### Given task
Show every line that has the string "generated" in it.

Figure contents as structured data:
[start]

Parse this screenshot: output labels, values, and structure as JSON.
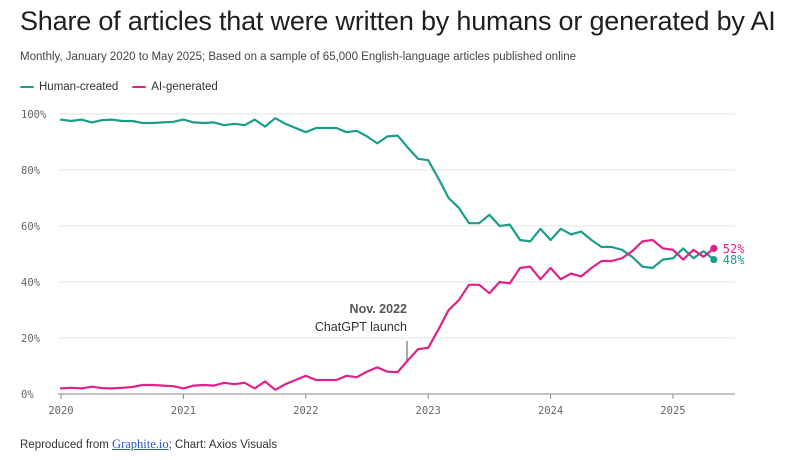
{
  "chart_data": {
    "type": "line",
    "title": "Share of articles that were written by humans or generated by AI",
    "subtitle": "Monthly, January 2020 to May 2025; Based on a sample of 65,000 English-language articles published online",
    "ylim": [
      0,
      100
    ],
    "y_ticks": [
      "0%",
      "20%",
      "40%",
      "60%",
      "80%",
      "100%"
    ],
    "x_ticks": [
      "2020",
      "2021",
      "2022",
      "2023",
      "2024",
      "2025"
    ],
    "grid": true,
    "legend_position": "top-left",
    "annotation": {
      "title": "Nov. 2022",
      "text": "ChatGPT launch",
      "x": "2022-11"
    },
    "series": [
      {
        "name": "Human-created",
        "color": "#1a9e8a",
        "end_label": "48%",
        "x": [
          "2020-01",
          "2020-02",
          "2020-03",
          "2020-04",
          "2020-05",
          "2020-06",
          "2020-07",
          "2020-08",
          "2020-09",
          "2020-10",
          "2020-11",
          "2020-12",
          "2021-01",
          "2021-02",
          "2021-03",
          "2021-04",
          "2021-05",
          "2021-06",
          "2021-07",
          "2021-08",
          "2021-09",
          "2021-10",
          "2021-11",
          "2021-12",
          "2022-01",
          "2022-02",
          "2022-03",
          "2022-04",
          "2022-05",
          "2022-06",
          "2022-07",
          "2022-08",
          "2022-09",
          "2022-10",
          "2022-11",
          "2022-12",
          "2023-01",
          "2023-02",
          "2023-03",
          "2023-04",
          "2023-05",
          "2023-06",
          "2023-07",
          "2023-08",
          "2023-09",
          "2023-10",
          "2023-11",
          "2023-12",
          "2024-01",
          "2024-02",
          "2024-03",
          "2024-04",
          "2024-05",
          "2024-06",
          "2024-07",
          "2024-08",
          "2024-09",
          "2024-10",
          "2024-11",
          "2024-12",
          "2025-01",
          "2025-02",
          "2025-03",
          "2025-04",
          "2025-05"
        ],
        "values": [
          98,
          97.5,
          98,
          97,
          97.8,
          98,
          97.5,
          97.5,
          96.8,
          96.8,
          97,
          97.2,
          98,
          97,
          96.8,
          97,
          96,
          96.5,
          96,
          98,
          95.5,
          98.5,
          96.5,
          95,
          93.5,
          95,
          95,
          95,
          93.5,
          94,
          92,
          89.5,
          92,
          92.3,
          88,
          84,
          83.5,
          77,
          70,
          66.5,
          61,
          61,
          64,
          60,
          60.5,
          55,
          54.5,
          59,
          55,
          59,
          57,
          58,
          55,
          52.5,
          52.5,
          51.5,
          49,
          45.5,
          45,
          48,
          48.5,
          52,
          48.5,
          51,
          48
        ]
      },
      {
        "name": "AI-generated",
        "color": "#e0218a",
        "end_label": "52%",
        "x": [
          "2020-01",
          "2020-02",
          "2020-03",
          "2020-04",
          "2020-05",
          "2020-06",
          "2020-07",
          "2020-08",
          "2020-09",
          "2020-10",
          "2020-11",
          "2020-12",
          "2021-01",
          "2021-02",
          "2021-03",
          "2021-04",
          "2021-05",
          "2021-06",
          "2021-07",
          "2021-08",
          "2021-09",
          "2021-10",
          "2021-11",
          "2021-12",
          "2022-01",
          "2022-02",
          "2022-03",
          "2022-04",
          "2022-05",
          "2022-06",
          "2022-07",
          "2022-08",
          "2022-09",
          "2022-10",
          "2022-11",
          "2022-12",
          "2023-01",
          "2023-02",
          "2023-03",
          "2023-04",
          "2023-05",
          "2023-06",
          "2023-07",
          "2023-08",
          "2023-09",
          "2023-10",
          "2023-11",
          "2023-12",
          "2024-01",
          "2024-02",
          "2024-03",
          "2024-04",
          "2024-05",
          "2024-06",
          "2024-07",
          "2024-08",
          "2024-09",
          "2024-10",
          "2024-11",
          "2024-12",
          "2025-01",
          "2025-02",
          "2025-03",
          "2025-04",
          "2025-05"
        ],
        "values": [
          2,
          2.2,
          2,
          2.6,
          2.1,
          2,
          2.2,
          2.5,
          3.2,
          3.2,
          3,
          2.8,
          2,
          3,
          3.2,
          3,
          4,
          3.5,
          4,
          2,
          4.5,
          1.5,
          3.5,
          5,
          6.5,
          5,
          5,
          5,
          6.5,
          6,
          8,
          9.5,
          8,
          7.8,
          12,
          16,
          16.5,
          23,
          30,
          33.5,
          39,
          39,
          36,
          40,
          39.5,
          45,
          45.5,
          41,
          45,
          41,
          43,
          42,
          45,
          47.5,
          47.5,
          48.5,
          51,
          54.5,
          55,
          52,
          51.5,
          48,
          51.5,
          49,
          52
        ]
      }
    ]
  },
  "footer": {
    "prefix": "Reproduced from ",
    "link": "Graphite.io",
    "suffix": "; Chart: Axios Visuals"
  }
}
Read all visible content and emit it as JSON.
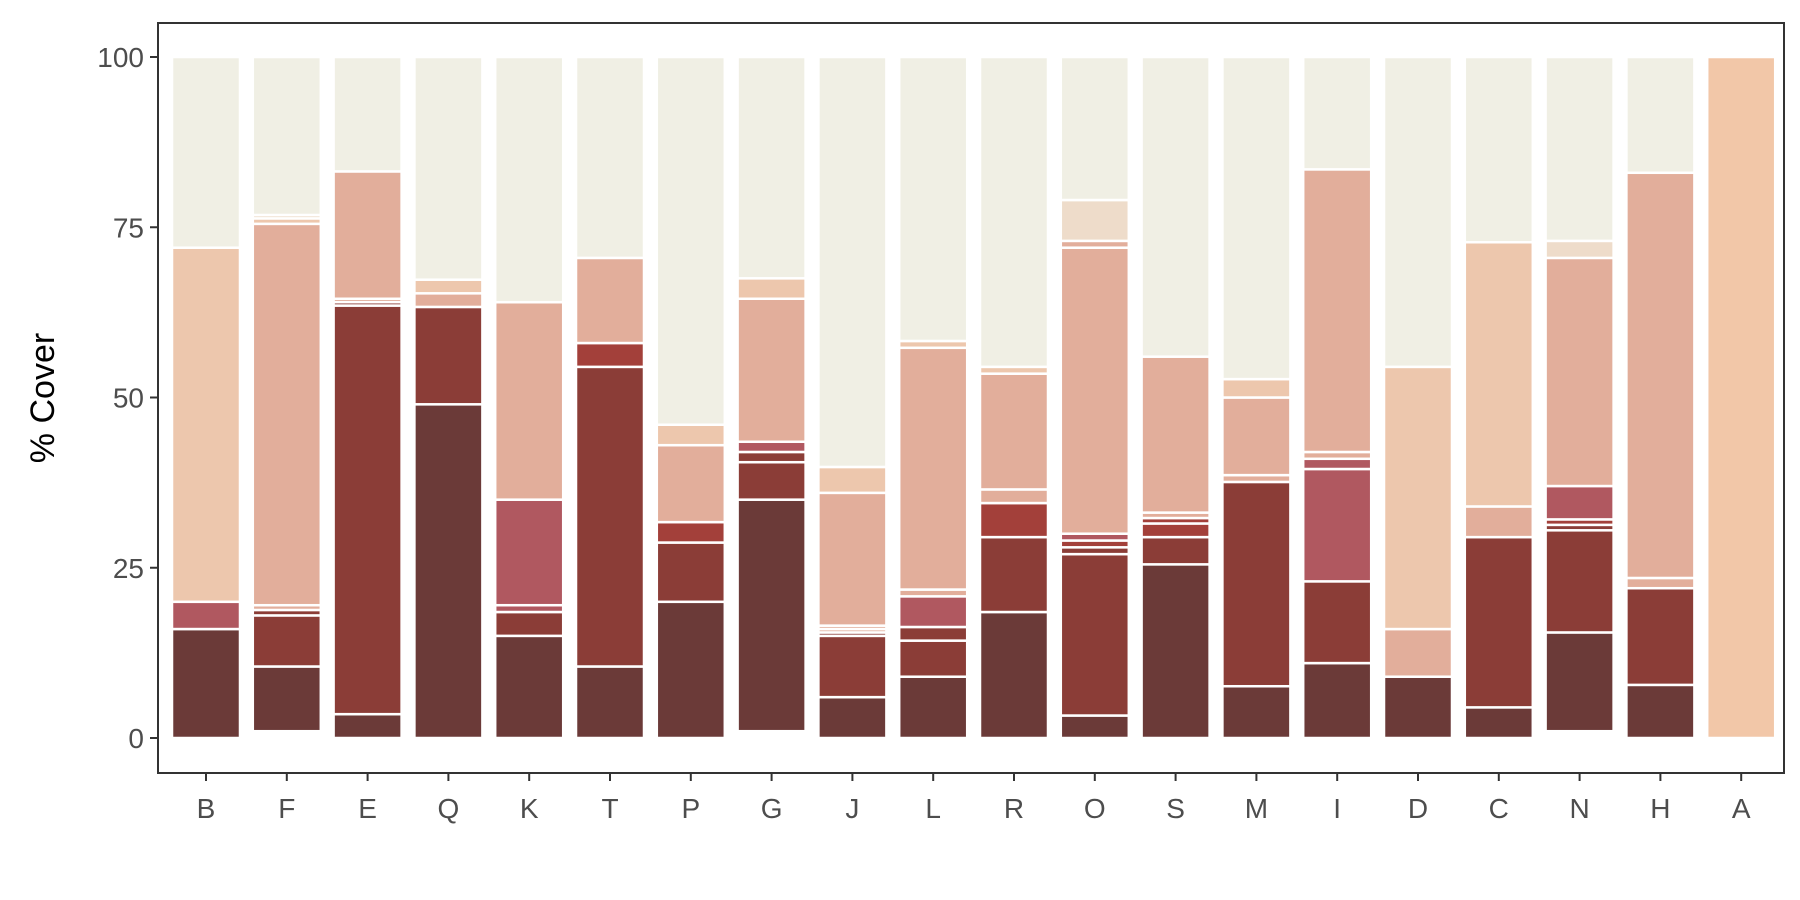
{
  "chart_data": {
    "type": "bar",
    "stacked": true,
    "title": "",
    "xlabel": "",
    "ylabel": "% Cover",
    "ylim": [
      0,
      100
    ],
    "yticks": [
      0,
      25,
      50,
      75,
      100
    ],
    "grid": false,
    "legend": "none",
    "categories": [
      "B",
      "F",
      "E",
      "Q",
      "K",
      "T",
      "P",
      "G",
      "J",
      "L",
      "R",
      "O",
      "S",
      "M",
      "I",
      "D",
      "C",
      "N",
      "H",
      "A"
    ],
    "colors": [
      "#6b3a38",
      "#8b3d37",
      "#b05860",
      "#a3403a",
      "#e2ae9b",
      "#edc7ad",
      "#f2c7a8",
      "#eedcca",
      "#f0efe4"
    ],
    "bars": [
      [
        [
          16,
          "#6b3a38"
        ],
        [
          4,
          "#b05860"
        ],
        [
          52,
          "#edc7ad"
        ],
        [
          28,
          "#f0efe4"
        ]
      ],
      [
        [
          1,
          "#ffffff"
        ],
        [
          9.5,
          "#6b3a38"
        ],
        [
          7.5,
          "#8b3d37"
        ],
        [
          0.8,
          "#8b3d37"
        ],
        [
          0.7,
          "#e2ae9b"
        ],
        [
          56,
          "#e2ae9b"
        ],
        [
          0.8,
          "#edc7ad"
        ],
        [
          0.5,
          "#eedcca"
        ],
        [
          23.2,
          "#f0efe4"
        ]
      ],
      [
        [
          3.5,
          "#6b3a38"
        ],
        [
          60,
          "#8b3d37"
        ],
        [
          0.5,
          "#8b3d37"
        ],
        [
          0.5,
          "#e2ae9b"
        ],
        [
          18.7,
          "#e2ae9b"
        ],
        [
          16.8,
          "#f0efe4"
        ]
      ],
      [
        [
          49,
          "#6b3a38"
        ],
        [
          14.3,
          "#8b3d37"
        ],
        [
          2,
          "#e2ae9b"
        ],
        [
          2,
          "#edc7ad"
        ],
        [
          32.7,
          "#f0efe4"
        ]
      ],
      [
        [
          15,
          "#6b3a38"
        ],
        [
          3.5,
          "#8b3d37"
        ],
        [
          1,
          "#b05860"
        ],
        [
          15.5,
          "#b05860"
        ],
        [
          29,
          "#e2ae9b"
        ],
        [
          36,
          "#f0efe4"
        ]
      ],
      [
        [
          10.5,
          "#6b3a38"
        ],
        [
          44,
          "#8b3d37"
        ],
        [
          3.5,
          "#a3403a"
        ],
        [
          12.5,
          "#e2ae9b"
        ],
        [
          29.5,
          "#f0efe4"
        ]
      ],
      [
        [
          20,
          "#6b3a38"
        ],
        [
          8.7,
          "#8b3d37"
        ],
        [
          3,
          "#a3403a"
        ],
        [
          11.3,
          "#e2ae9b"
        ],
        [
          3,
          "#edc7ad"
        ],
        [
          54,
          "#f0efe4"
        ]
      ],
      [
        [
          1,
          "#ffffff"
        ],
        [
          34,
          "#6b3a38"
        ],
        [
          5.5,
          "#8b3d37"
        ],
        [
          1.5,
          "#8b3d37"
        ],
        [
          1.5,
          "#b05860"
        ],
        [
          21,
          "#e2ae9b"
        ],
        [
          3,
          "#edc7ad"
        ],
        [
          32.5,
          "#f0efe4"
        ]
      ],
      [
        [
          6,
          "#6b3a38"
        ],
        [
          9,
          "#8b3d37"
        ],
        [
          0.5,
          "#8b3d37"
        ],
        [
          0.5,
          "#e2ae9b"
        ],
        [
          0.5,
          "#e2ae9b"
        ],
        [
          19.5,
          "#e2ae9b"
        ],
        [
          3.8,
          "#edc7ad"
        ],
        [
          60.2,
          "#f0efe4"
        ]
      ],
      [
        [
          9,
          "#6b3a38"
        ],
        [
          5.3,
          "#8b3d37"
        ],
        [
          2,
          "#8b3d37"
        ],
        [
          4.5,
          "#b05860"
        ],
        [
          1,
          "#e2ae9b"
        ],
        [
          35.5,
          "#e2ae9b"
        ],
        [
          1,
          "#edc7ad"
        ],
        [
          41.7,
          "#f0efe4"
        ]
      ],
      [
        [
          18.5,
          "#6b3a38"
        ],
        [
          11,
          "#8b3d37"
        ],
        [
          5,
          "#a3403a"
        ],
        [
          2,
          "#e2ae9b"
        ],
        [
          17,
          "#e2ae9b"
        ],
        [
          1,
          "#edc7ad"
        ],
        [
          45.5,
          "#f0efe4"
        ]
      ],
      [
        [
          3.3,
          "#6b3a38"
        ],
        [
          23.7,
          "#8b3d37"
        ],
        [
          1,
          "#8b3d37"
        ],
        [
          1,
          "#a3403a"
        ],
        [
          1,
          "#b05860"
        ],
        [
          42,
          "#e2ae9b"
        ],
        [
          1,
          "#e2ae9b"
        ],
        [
          6,
          "#eedcca"
        ],
        [
          21,
          "#f0efe4"
        ]
      ],
      [
        [
          25.5,
          "#6b3a38"
        ],
        [
          4,
          "#8b3d37"
        ],
        [
          2,
          "#a3403a"
        ],
        [
          0.8,
          "#a3403a"
        ],
        [
          0.8,
          "#e2ae9b"
        ],
        [
          22.9,
          "#e2ae9b"
        ],
        [
          44,
          "#f0efe4"
        ]
      ],
      [
        [
          7.6,
          "#6b3a38"
        ],
        [
          30,
          "#8b3d37"
        ],
        [
          1,
          "#e2ae9b"
        ],
        [
          11.4,
          "#e2ae9b"
        ],
        [
          2.7,
          "#edc7ad"
        ],
        [
          47.3,
          "#f0efe4"
        ]
      ],
      [
        [
          11,
          "#6b3a38"
        ],
        [
          12,
          "#8b3d37"
        ],
        [
          16.5,
          "#b05860"
        ],
        [
          1.5,
          "#b05860"
        ],
        [
          1,
          "#e2ae9b"
        ],
        [
          41.5,
          "#e2ae9b"
        ],
        [
          16.5,
          "#f0efe4"
        ]
      ],
      [
        [
          9,
          "#6b3a38"
        ],
        [
          7,
          "#e2ae9b"
        ],
        [
          38.5,
          "#edc7ad"
        ],
        [
          45.5,
          "#f0efe4"
        ]
      ],
      [
        [
          4.5,
          "#6b3a38"
        ],
        [
          25,
          "#8b3d37"
        ],
        [
          4.5,
          "#e2ae9b"
        ],
        [
          38.8,
          "#edc7ad"
        ],
        [
          27.2,
          "#f0efe4"
        ]
      ],
      [
        [
          1,
          "#ffffff"
        ],
        [
          14.5,
          "#6b3a38"
        ],
        [
          15,
          "#8b3d37"
        ],
        [
          0.8,
          "#8b3d37"
        ],
        [
          0.8,
          "#a3403a"
        ],
        [
          4.9,
          "#b05860"
        ],
        [
          33.5,
          "#e2ae9b"
        ],
        [
          2.5,
          "#eedcca"
        ],
        [
          27,
          "#f0efe4"
        ]
      ],
      [
        [
          7.8,
          "#6b3a38"
        ],
        [
          14.2,
          "#8b3d37"
        ],
        [
          1.5,
          "#e2ae9b"
        ],
        [
          59.5,
          "#e2ae9b"
        ],
        [
          17,
          "#f0efe4"
        ]
      ],
      [
        [
          100,
          "#f2c7a8"
        ]
      ]
    ]
  }
}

[end]

### Solution
    "title": "Share of articles that were written by humans or generated by AI",
        "name": "AI-generated",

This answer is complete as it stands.